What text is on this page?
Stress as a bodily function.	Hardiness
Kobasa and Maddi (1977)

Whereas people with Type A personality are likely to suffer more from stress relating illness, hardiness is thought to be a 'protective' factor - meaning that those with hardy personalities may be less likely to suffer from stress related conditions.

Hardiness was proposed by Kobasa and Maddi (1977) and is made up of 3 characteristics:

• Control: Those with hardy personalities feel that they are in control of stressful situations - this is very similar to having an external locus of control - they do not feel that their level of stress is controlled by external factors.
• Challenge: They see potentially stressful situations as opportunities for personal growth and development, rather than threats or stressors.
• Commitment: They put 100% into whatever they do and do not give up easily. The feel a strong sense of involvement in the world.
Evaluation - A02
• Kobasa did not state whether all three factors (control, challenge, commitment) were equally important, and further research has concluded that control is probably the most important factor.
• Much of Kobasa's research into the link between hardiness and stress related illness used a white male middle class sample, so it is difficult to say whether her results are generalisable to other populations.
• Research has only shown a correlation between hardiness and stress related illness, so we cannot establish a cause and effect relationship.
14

+ + + + +

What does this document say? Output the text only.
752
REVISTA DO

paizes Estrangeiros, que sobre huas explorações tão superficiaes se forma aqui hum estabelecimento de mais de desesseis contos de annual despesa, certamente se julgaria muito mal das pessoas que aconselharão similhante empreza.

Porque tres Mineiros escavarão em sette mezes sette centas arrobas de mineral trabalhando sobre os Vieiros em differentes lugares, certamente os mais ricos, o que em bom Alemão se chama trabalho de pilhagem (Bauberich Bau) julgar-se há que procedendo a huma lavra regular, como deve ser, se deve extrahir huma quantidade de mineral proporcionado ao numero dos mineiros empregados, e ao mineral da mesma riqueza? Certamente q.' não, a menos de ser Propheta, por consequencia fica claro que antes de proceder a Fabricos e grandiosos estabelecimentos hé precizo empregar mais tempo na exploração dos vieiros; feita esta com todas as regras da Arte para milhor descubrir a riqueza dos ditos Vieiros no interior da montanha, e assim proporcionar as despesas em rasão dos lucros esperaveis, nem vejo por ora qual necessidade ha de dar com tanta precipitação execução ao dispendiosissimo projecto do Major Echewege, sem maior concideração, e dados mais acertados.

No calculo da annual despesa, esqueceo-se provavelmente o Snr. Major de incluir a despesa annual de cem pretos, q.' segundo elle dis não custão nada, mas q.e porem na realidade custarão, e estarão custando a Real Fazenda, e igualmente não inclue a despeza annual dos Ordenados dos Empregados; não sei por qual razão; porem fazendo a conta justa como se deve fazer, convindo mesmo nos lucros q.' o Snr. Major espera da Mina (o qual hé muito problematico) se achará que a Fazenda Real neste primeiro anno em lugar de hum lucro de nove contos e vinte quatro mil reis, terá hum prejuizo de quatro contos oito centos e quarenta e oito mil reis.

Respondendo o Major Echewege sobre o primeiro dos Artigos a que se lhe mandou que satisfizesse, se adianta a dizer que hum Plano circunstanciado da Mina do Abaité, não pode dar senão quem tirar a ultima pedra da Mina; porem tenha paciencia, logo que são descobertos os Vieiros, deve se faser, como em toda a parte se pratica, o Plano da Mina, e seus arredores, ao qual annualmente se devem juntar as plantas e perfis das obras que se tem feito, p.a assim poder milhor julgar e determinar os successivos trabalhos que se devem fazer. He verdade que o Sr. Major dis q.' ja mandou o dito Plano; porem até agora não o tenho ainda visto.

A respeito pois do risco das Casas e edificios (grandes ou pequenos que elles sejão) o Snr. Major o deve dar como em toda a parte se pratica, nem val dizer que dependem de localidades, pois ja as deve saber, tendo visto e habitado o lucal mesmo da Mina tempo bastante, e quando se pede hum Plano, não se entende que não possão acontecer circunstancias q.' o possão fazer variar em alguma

+ + + + +

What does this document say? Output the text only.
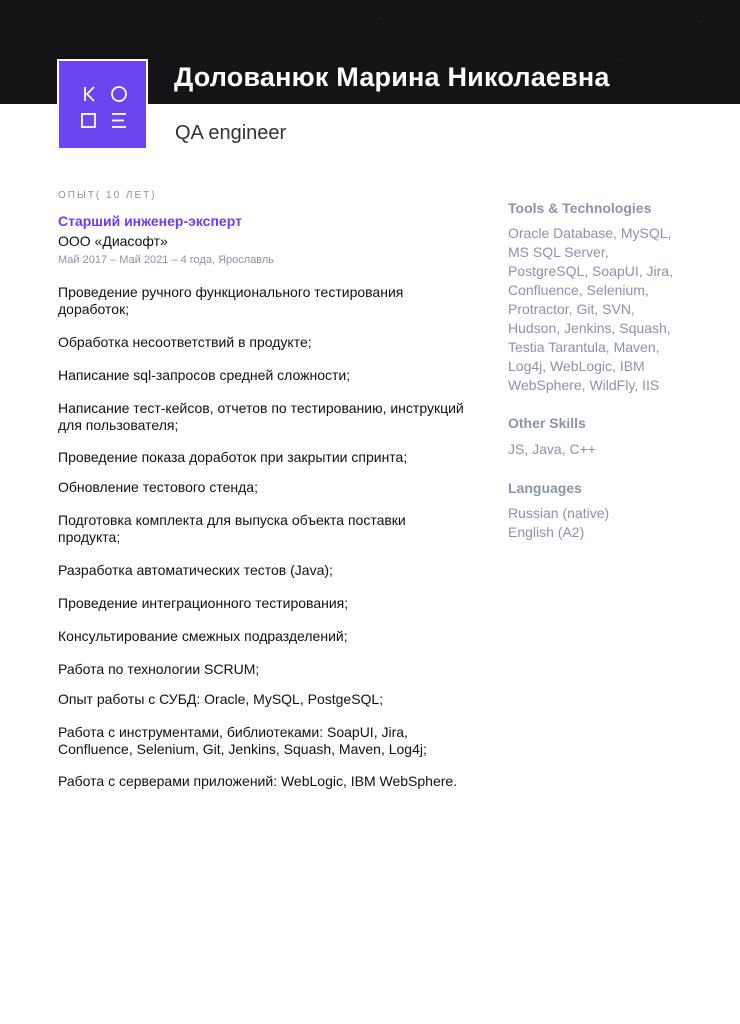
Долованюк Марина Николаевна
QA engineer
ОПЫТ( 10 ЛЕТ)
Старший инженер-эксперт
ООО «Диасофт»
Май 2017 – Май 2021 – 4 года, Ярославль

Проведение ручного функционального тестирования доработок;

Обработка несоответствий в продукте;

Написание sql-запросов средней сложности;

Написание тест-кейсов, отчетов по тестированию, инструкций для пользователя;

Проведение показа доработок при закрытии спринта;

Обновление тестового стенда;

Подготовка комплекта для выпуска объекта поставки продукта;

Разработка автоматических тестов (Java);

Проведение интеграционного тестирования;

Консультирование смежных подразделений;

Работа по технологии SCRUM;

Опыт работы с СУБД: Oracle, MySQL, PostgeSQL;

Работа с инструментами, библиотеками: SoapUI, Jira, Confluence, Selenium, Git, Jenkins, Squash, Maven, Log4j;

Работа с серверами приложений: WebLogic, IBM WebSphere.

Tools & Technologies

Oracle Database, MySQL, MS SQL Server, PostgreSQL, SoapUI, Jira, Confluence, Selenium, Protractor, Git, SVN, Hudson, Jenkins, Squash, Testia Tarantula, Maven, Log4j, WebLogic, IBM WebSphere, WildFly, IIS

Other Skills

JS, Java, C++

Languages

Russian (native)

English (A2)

+ + + + +

- **WHAT YOU WILL DO**: Only a number is wanted: how many lines contain "that"?

- **WRITTEN RESPONSE**: 3